Dataset items:
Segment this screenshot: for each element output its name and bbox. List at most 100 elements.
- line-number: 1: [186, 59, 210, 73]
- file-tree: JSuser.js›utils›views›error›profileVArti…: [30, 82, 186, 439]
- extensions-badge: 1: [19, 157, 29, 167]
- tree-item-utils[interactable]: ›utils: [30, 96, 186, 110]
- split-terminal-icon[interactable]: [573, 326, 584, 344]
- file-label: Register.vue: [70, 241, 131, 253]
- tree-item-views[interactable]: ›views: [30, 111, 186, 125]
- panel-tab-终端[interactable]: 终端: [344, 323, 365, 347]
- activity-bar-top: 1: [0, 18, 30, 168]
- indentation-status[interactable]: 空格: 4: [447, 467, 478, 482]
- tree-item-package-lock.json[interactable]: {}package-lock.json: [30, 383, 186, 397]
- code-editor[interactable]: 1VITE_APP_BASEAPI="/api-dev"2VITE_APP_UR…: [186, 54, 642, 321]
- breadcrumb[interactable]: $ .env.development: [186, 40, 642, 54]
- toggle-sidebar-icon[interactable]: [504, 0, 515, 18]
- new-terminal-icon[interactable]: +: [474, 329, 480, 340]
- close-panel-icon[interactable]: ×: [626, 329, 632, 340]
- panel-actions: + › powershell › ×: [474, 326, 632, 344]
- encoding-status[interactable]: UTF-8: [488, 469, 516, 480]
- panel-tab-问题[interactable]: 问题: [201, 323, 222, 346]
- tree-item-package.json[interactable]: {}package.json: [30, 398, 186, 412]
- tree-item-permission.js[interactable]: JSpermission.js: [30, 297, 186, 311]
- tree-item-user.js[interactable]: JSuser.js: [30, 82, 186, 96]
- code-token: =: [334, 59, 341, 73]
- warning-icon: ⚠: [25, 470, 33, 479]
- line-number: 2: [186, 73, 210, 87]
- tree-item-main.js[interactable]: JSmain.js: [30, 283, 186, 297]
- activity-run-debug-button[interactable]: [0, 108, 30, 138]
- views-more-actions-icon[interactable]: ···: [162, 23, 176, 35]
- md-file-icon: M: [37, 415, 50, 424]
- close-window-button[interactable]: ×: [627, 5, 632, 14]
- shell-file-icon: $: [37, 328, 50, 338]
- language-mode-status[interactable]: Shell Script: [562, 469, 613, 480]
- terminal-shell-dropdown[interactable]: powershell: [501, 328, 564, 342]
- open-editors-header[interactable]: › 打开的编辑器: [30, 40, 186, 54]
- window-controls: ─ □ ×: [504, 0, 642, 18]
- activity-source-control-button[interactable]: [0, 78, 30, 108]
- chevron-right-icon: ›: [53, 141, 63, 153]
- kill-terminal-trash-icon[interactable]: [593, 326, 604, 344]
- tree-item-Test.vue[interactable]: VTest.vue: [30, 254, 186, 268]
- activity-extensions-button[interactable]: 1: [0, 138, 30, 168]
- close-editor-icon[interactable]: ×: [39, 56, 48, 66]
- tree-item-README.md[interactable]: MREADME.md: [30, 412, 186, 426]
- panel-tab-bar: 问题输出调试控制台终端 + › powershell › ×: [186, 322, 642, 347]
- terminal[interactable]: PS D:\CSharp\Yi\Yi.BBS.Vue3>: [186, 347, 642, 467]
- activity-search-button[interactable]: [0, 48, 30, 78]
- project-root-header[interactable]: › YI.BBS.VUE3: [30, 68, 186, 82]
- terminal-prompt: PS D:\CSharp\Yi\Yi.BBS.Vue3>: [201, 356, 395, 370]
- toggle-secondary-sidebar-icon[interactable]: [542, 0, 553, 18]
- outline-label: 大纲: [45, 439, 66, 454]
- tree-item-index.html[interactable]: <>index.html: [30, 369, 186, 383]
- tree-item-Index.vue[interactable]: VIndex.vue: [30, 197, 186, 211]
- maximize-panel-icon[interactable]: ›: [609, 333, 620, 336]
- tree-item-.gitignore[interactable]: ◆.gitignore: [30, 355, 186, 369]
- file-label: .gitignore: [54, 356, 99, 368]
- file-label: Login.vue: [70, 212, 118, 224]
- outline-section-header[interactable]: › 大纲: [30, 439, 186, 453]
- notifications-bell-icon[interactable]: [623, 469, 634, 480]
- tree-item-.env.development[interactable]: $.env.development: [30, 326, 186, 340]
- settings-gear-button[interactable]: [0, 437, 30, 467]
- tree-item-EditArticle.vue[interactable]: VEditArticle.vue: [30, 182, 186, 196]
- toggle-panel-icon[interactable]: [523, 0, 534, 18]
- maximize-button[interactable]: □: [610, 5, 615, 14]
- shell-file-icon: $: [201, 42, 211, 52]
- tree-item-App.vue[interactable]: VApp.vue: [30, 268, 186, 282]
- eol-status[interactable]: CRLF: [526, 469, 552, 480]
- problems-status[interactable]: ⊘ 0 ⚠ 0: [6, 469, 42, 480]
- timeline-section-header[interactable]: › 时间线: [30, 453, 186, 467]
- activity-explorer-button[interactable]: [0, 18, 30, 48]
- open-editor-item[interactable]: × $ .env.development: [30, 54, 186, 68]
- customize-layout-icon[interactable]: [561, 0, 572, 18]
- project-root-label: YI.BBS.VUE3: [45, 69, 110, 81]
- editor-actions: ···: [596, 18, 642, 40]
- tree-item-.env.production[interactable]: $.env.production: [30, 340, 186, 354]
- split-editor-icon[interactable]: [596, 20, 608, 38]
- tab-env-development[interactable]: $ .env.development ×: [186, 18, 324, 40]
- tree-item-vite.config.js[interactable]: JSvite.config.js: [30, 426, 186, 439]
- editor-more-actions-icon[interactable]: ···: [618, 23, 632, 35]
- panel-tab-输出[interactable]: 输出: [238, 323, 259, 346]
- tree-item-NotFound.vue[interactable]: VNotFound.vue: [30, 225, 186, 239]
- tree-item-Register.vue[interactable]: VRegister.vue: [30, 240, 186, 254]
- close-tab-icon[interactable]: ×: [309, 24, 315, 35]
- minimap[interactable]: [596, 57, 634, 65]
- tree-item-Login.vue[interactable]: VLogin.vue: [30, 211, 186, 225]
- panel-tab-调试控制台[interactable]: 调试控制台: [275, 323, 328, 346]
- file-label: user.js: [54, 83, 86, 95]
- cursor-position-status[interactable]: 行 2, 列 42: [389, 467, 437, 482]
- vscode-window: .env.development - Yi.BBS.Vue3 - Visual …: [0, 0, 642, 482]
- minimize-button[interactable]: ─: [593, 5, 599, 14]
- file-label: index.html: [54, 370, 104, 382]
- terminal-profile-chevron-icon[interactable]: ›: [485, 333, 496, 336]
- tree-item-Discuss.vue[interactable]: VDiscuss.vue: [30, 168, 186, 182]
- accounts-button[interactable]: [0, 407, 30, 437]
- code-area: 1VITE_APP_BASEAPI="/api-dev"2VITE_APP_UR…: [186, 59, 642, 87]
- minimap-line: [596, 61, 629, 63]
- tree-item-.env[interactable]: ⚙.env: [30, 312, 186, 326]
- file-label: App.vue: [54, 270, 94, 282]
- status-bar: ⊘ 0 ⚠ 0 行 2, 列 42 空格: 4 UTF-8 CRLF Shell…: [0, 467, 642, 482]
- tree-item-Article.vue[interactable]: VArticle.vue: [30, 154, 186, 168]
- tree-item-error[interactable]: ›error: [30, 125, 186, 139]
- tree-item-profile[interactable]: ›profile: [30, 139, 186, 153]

→ Problem requirements
Rewrite the lines of the entries above, changing every "tree-item" to "explorer-item" and leaving everything else as it is.

→ Response to this exercise
Segment this screenshot: for each element output its name and bbox. List at most 100 elements.
- line-number: 1: [186, 59, 210, 73]
- file-tree: JSuser.js›utils›views›error›profileVArti…: [30, 82, 186, 439]
- extensions-badge: 1: [19, 157, 29, 167]
- explorer-item-utils[interactable]: ›utils: [30, 96, 186, 110]
- split-terminal-icon[interactable]: [573, 326, 584, 344]
- file-label: Register.vue: [70, 241, 131, 253]
- explorer-item-views[interactable]: ›views: [30, 111, 186, 125]
- panel-tab-终端[interactable]: 终端: [344, 323, 365, 347]
- activity-bar-top: 1: [0, 18, 30, 168]
- indentation-status[interactable]: 空格: 4: [447, 467, 478, 482]
- explorer-item-package-lock.json[interactable]: {}package-lock.json: [30, 383, 186, 397]
- code-editor[interactable]: 1VITE_APP_BASEAPI="/api-dev"2VITE_APP_UR…: [186, 54, 642, 321]
- breadcrumb[interactable]: $ .env.development: [186, 40, 642, 54]
- toggle-sidebar-icon[interactable]: [504, 0, 515, 18]
- new-terminal-icon[interactable]: +: [474, 329, 480, 340]
- close-panel-icon[interactable]: ×: [626, 329, 632, 340]
- panel-actions: + › powershell › ×: [474, 326, 632, 344]
- encoding-status[interactable]: UTF-8: [488, 469, 516, 480]
- panel-tab-问题[interactable]: 问题: [201, 323, 222, 346]
- explorer-item-package.json[interactable]: {}package.json: [30, 398, 186, 412]
- explorer-item-permission.js[interactable]: JSpermission.js: [30, 297, 186, 311]
- explorer-item-user.js[interactable]: JSuser.js: [30, 82, 186, 96]
- code-token: =: [334, 59, 341, 73]
- warning-icon: ⚠: [25, 470, 33, 479]
- line-number: 2: [186, 73, 210, 87]
- explorer-item-main.js[interactable]: JSmain.js: [30, 283, 186, 297]
- activity-run-debug-button[interactable]: [0, 108, 30, 138]
- views-more-actions-icon[interactable]: ···: [162, 23, 176, 35]
- md-file-icon: M: [37, 415, 50, 424]
- close-window-button[interactable]: ×: [627, 5, 632, 14]
- shell-file-icon: $: [37, 328, 50, 338]
- language-mode-status[interactable]: Shell Script: [562, 469, 613, 480]
- terminal-shell-dropdown[interactable]: powershell: [501, 328, 564, 342]
- open-editors-header[interactable]: › 打开的编辑器: [30, 40, 186, 54]
- window-controls: ─ □ ×: [504, 0, 642, 18]
- activity-source-control-button[interactable]: [0, 78, 30, 108]
- chevron-right-icon: ›: [53, 141, 63, 153]
- kill-terminal-trash-icon[interactable]: [593, 326, 604, 344]
- explorer-item-Test.vue[interactable]: VTest.vue: [30, 254, 186, 268]
- activity-extensions-button[interactable]: 1: [0, 138, 30, 168]
- close-editor-icon[interactable]: ×: [39, 56, 48, 66]
- explorer-item-README.md[interactable]: MREADME.md: [30, 412, 186, 426]
- panel-tab-bar: 问题输出调试控制台终端 + › powershell › ×: [186, 322, 642, 347]
- terminal[interactable]: PS D:\CSharp\Yi\Yi.BBS.Vue3>: [186, 347, 642, 467]
- activity-search-button[interactable]: [0, 48, 30, 78]
- project-root-header[interactable]: › YI.BBS.VUE3: [30, 68, 186, 82]
- terminal-prompt: PS D:\CSharp\Yi\Yi.BBS.Vue3>: [201, 356, 395, 370]
- toggle-secondary-sidebar-icon[interactable]: [542, 0, 553, 18]
- outline-label: 大纲: [45, 439, 66, 454]
- explorer-item-index.html[interactable]: <>index.html: [30, 369, 186, 383]
- explorer-item-Index.vue[interactable]: VIndex.vue: [30, 197, 186, 211]
- maximize-panel-icon[interactable]: ›: [609, 333, 620, 336]
- explorer-item-.gitignore[interactable]: ◆.gitignore: [30, 355, 186, 369]
- file-label: .gitignore: [54, 356, 99, 368]
- file-label: Login.vue: [70, 212, 118, 224]
- outline-section-header[interactable]: › 大纲: [30, 439, 186, 453]
- notifications-bell-icon[interactable]: [623, 469, 634, 480]
- explorer-item-.env.development[interactable]: $.env.development: [30, 326, 186, 340]
- settings-gear-button[interactable]: [0, 437, 30, 467]
- explorer-item-EditArticle.vue[interactable]: VEditArticle.vue: [30, 182, 186, 196]
- toggle-panel-icon[interactable]: [523, 0, 534, 18]
- maximize-button[interactable]: □: [610, 5, 615, 14]
- shell-file-icon: $: [201, 42, 211, 52]
- explorer-item-App.vue[interactable]: VApp.vue: [30, 268, 186, 282]
- eol-status[interactable]: CRLF: [526, 469, 552, 480]
- problems-status[interactable]: ⊘ 0 ⚠ 0: [6, 469, 42, 480]
- timeline-section-header[interactable]: › 时间线: [30, 453, 186, 467]
- activity-explorer-button[interactable]: [0, 18, 30, 48]
- open-editor-item[interactable]: × $ .env.development: [30, 54, 186, 68]
- customize-layout-icon[interactable]: [561, 0, 572, 18]
- project-root-label: YI.BBS.VUE3: [45, 69, 110, 81]
- editor-actions: ···: [596, 18, 642, 40]
- explorer-item-.env.production[interactable]: $.env.production: [30, 340, 186, 354]
- split-editor-icon[interactable]: [596, 20, 608, 38]
- tab-env-development[interactable]: $ .env.development ×: [186, 18, 324, 40]
- explorer-item-vite.config.js[interactable]: JSvite.config.js: [30, 426, 186, 439]
- editor-more-actions-icon[interactable]: ···: [618, 23, 632, 35]
- panel-tab-输出[interactable]: 输出: [238, 323, 259, 346]
- explorer-item-NotFound.vue[interactable]: VNotFound.vue: [30, 225, 186, 239]
- explorer-item-Register.vue[interactable]: VRegister.vue: [30, 240, 186, 254]
- close-tab-icon[interactable]: ×: [309, 24, 315, 35]
- minimap[interactable]: [596, 57, 634, 65]
- explorer-item-Login.vue[interactable]: VLogin.vue: [30, 211, 186, 225]
- panel-tab-调试控制台[interactable]: 调试控制台: [275, 323, 328, 346]
- file-label: user.js: [54, 83, 86, 95]
- cursor-position-status[interactable]: 行 2, 列 42: [389, 467, 437, 482]
- vscode-window: .env.development - Yi.BBS.Vue3 - Visual …: [0, 0, 642, 482]
- minimize-button[interactable]: ─: [593, 5, 599, 14]
- file-label: index.html: [54, 370, 104, 382]
- terminal-profile-chevron-icon[interactable]: ›: [485, 333, 496, 336]
- explorer-item-Discuss.vue[interactable]: VDiscuss.vue: [30, 168, 186, 182]
- accounts-button[interactable]: [0, 407, 30, 437]
- code-area: 1VITE_APP_BASEAPI="/api-dev"2VITE_APP_UR…: [186, 59, 642, 87]
- minimap-line: [596, 61, 629, 63]
- explorer-item-.env[interactable]: ⚙.env: [30, 312, 186, 326]
- file-label: App.vue: [54, 270, 94, 282]
- status-bar: ⊘ 0 ⚠ 0 行 2, 列 42 空格: 4 UTF-8 CRLF Shell…: [0, 467, 642, 482]
- explorer-item-Article.vue[interactable]: VArticle.vue: [30, 154, 186, 168]
- explorer-item-error[interactable]: ›error: [30, 125, 186, 139]
- explorer-item-profile[interactable]: ›profile: [30, 139, 186, 153]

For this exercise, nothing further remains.